START Data extract

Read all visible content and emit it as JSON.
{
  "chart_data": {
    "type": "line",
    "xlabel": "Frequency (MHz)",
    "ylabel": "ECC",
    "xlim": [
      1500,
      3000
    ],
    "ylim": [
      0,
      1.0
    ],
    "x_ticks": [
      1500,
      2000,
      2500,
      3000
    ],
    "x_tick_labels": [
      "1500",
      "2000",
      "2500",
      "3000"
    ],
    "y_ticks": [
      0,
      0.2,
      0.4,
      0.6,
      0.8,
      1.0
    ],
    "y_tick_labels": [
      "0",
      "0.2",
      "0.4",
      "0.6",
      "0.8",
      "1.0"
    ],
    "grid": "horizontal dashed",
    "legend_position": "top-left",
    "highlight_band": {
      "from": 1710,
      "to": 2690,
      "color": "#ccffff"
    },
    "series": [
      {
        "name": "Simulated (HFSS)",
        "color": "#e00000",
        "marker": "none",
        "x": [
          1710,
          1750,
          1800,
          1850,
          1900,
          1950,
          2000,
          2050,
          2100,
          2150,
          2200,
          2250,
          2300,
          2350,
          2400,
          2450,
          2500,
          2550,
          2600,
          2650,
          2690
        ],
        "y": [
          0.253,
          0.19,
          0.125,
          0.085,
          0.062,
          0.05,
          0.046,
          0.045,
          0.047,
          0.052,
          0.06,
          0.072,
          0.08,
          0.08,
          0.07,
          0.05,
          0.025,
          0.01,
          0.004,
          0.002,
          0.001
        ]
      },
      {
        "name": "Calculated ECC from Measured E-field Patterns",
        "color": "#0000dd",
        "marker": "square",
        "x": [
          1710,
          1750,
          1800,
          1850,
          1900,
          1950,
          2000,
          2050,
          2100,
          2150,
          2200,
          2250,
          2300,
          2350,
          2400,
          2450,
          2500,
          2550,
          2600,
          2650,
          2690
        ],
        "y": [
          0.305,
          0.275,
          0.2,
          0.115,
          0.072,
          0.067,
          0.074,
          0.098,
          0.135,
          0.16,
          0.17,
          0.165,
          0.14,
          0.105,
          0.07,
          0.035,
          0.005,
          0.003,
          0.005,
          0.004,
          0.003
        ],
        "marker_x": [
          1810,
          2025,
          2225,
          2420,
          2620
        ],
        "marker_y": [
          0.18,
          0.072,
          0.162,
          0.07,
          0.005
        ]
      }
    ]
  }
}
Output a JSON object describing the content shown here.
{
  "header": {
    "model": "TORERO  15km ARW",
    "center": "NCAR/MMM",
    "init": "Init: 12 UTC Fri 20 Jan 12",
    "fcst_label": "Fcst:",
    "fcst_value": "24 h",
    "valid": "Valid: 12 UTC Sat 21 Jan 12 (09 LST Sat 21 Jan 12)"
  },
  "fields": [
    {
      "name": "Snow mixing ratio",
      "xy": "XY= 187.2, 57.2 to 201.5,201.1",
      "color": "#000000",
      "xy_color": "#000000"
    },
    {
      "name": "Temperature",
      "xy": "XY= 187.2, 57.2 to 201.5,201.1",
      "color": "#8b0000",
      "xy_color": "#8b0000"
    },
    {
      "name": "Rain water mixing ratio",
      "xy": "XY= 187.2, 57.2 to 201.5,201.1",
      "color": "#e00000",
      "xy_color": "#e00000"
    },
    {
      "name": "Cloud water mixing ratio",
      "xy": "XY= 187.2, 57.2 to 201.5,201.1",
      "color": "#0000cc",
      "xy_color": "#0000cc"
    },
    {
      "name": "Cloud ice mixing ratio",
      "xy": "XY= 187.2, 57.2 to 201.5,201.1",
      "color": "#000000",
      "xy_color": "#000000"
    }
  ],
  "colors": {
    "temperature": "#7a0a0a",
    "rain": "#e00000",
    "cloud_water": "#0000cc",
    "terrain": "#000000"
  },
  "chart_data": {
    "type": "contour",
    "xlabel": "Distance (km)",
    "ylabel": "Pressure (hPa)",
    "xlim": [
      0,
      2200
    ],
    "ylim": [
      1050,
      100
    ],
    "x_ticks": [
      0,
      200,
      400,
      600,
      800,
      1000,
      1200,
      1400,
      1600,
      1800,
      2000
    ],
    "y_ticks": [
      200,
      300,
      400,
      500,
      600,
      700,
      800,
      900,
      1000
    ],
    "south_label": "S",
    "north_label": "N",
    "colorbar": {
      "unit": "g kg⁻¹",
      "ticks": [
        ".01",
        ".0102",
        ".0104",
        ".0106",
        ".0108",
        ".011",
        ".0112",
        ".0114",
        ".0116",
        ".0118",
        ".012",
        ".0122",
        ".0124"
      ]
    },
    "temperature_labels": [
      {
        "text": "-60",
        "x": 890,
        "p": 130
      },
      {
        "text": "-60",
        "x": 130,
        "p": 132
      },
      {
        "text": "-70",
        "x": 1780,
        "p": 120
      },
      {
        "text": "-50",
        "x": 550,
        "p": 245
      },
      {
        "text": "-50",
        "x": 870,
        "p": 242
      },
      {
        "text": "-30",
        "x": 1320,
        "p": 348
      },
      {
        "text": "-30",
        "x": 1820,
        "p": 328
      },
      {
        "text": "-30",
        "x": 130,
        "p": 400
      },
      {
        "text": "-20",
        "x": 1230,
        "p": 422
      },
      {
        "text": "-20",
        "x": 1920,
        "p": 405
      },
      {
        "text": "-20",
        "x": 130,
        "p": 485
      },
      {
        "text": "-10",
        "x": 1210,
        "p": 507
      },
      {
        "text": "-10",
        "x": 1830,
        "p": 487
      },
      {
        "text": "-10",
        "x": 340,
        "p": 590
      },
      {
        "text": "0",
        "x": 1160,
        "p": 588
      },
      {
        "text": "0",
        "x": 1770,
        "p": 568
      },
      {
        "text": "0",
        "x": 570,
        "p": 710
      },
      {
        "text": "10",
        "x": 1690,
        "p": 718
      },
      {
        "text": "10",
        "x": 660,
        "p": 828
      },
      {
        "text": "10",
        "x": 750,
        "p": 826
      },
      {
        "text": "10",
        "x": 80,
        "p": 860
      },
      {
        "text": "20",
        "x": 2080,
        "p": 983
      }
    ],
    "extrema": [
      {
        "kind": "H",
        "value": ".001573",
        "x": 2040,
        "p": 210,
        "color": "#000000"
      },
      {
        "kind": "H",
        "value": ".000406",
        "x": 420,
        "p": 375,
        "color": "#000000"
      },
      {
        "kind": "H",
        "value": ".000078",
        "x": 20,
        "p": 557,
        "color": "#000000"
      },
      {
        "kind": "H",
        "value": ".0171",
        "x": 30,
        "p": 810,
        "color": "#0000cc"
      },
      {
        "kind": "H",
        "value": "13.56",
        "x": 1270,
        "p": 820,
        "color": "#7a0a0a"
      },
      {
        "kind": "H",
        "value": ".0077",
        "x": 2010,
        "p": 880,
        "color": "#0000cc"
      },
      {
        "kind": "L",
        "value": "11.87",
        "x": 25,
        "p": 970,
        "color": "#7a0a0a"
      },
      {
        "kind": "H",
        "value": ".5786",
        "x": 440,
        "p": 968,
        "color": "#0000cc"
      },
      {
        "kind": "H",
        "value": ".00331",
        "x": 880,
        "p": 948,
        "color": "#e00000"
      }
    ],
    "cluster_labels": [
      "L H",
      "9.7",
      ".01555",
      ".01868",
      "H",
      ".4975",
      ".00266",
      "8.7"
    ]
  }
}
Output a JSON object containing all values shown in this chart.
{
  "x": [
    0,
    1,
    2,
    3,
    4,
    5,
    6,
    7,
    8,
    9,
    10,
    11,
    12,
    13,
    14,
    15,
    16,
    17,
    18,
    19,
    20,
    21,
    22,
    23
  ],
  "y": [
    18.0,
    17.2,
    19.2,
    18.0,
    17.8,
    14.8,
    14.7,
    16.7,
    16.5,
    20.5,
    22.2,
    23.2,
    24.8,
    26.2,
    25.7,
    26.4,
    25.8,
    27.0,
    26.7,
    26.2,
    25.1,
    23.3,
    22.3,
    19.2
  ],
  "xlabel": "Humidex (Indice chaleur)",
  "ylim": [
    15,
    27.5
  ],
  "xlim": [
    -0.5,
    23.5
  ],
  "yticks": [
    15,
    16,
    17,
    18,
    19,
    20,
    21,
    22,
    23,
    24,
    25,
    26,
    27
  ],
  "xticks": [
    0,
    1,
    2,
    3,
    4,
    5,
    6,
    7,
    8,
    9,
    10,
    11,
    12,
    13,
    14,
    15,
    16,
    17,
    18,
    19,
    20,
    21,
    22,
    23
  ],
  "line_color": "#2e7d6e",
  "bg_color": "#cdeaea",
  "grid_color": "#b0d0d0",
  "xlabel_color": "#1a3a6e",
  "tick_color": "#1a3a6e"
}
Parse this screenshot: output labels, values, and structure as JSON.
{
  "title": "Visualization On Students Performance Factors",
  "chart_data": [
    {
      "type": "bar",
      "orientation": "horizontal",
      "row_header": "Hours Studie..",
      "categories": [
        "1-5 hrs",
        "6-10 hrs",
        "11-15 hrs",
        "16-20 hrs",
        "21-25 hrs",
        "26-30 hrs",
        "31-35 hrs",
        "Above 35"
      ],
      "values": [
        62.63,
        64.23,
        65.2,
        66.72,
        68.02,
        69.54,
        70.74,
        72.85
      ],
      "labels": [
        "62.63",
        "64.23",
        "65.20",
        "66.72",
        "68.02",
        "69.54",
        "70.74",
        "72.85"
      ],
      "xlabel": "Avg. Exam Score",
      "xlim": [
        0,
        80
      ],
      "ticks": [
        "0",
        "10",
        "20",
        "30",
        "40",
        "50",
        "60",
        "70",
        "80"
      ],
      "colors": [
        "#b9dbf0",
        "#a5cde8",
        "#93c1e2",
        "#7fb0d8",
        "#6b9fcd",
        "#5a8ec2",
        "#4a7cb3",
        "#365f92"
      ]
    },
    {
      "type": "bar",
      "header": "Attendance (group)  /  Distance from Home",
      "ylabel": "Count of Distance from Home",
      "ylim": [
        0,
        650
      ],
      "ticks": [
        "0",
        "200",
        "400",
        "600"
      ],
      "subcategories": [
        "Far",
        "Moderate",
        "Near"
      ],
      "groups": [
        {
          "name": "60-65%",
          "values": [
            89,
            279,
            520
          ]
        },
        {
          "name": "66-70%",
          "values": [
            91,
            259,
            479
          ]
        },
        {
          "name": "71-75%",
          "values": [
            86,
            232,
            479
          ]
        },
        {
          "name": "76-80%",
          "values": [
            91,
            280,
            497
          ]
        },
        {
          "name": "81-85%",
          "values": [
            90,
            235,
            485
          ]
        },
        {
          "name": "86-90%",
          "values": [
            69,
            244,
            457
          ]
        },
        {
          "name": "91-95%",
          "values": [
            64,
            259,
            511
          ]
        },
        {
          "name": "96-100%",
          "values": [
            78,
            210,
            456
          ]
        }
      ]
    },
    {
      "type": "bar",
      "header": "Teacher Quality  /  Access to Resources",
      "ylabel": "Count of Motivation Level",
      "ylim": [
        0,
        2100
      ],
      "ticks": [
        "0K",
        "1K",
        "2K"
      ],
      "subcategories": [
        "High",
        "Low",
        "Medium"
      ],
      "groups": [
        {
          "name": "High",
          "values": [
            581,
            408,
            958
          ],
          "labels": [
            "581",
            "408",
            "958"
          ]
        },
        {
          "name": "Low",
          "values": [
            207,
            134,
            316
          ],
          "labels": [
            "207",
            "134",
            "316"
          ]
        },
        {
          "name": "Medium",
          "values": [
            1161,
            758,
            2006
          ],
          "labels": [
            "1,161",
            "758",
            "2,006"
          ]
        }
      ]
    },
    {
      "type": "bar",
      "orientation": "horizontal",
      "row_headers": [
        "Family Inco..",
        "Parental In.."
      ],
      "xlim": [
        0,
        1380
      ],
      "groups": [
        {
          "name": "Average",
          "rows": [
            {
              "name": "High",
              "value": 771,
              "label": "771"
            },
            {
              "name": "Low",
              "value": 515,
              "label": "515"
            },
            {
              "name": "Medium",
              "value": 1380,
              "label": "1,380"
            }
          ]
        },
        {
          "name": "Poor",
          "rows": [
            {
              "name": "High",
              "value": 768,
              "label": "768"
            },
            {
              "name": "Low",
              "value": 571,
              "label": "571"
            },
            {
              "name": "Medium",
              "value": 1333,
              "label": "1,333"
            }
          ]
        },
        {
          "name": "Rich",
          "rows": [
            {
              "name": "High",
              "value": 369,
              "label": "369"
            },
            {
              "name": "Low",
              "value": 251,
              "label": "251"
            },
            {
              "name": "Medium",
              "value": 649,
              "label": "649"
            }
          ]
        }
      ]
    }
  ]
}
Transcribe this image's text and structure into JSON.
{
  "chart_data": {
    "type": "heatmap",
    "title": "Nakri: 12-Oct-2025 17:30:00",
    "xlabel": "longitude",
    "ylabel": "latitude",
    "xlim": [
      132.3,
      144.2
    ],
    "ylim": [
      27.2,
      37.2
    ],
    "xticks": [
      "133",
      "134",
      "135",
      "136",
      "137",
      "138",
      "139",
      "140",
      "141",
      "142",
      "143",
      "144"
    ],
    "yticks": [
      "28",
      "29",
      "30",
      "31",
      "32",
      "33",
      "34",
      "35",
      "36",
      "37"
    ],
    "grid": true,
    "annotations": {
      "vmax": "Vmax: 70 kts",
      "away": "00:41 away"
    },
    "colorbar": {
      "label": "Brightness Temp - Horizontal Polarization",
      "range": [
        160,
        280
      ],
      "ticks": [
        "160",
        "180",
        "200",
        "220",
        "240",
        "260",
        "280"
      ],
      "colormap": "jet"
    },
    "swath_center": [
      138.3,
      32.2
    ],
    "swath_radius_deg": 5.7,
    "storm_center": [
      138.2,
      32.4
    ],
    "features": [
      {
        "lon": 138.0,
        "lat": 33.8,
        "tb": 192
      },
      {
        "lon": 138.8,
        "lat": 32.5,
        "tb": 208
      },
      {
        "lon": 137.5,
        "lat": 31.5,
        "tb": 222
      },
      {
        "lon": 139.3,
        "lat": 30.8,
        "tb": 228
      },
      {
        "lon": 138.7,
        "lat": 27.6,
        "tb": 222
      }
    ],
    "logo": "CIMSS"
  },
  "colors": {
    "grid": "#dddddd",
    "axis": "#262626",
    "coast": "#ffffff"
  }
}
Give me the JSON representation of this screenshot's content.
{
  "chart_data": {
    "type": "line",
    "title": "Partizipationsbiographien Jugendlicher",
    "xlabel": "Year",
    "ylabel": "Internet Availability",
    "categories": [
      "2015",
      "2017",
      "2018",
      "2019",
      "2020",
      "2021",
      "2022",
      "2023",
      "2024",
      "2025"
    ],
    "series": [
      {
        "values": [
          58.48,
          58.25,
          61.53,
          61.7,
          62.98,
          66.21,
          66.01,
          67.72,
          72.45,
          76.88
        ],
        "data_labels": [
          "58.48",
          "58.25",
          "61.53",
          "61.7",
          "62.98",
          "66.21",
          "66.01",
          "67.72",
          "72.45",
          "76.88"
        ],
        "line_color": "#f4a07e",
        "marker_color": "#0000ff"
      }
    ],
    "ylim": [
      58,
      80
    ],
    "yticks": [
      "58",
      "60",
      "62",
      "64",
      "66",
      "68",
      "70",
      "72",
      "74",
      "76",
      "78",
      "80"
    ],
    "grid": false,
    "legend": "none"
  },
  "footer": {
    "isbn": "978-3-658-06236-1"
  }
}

END Data extract

> _Task brief_
Gather each line of the records holding the string "from".

> _Answer for the task_
      "from": 1710,
        "name": "Calculated ECC from Measured E-field Patterns",
      "header": "Attendance (group)  /  Distance from Home",
      "ylabel": "Count of Distance from Home",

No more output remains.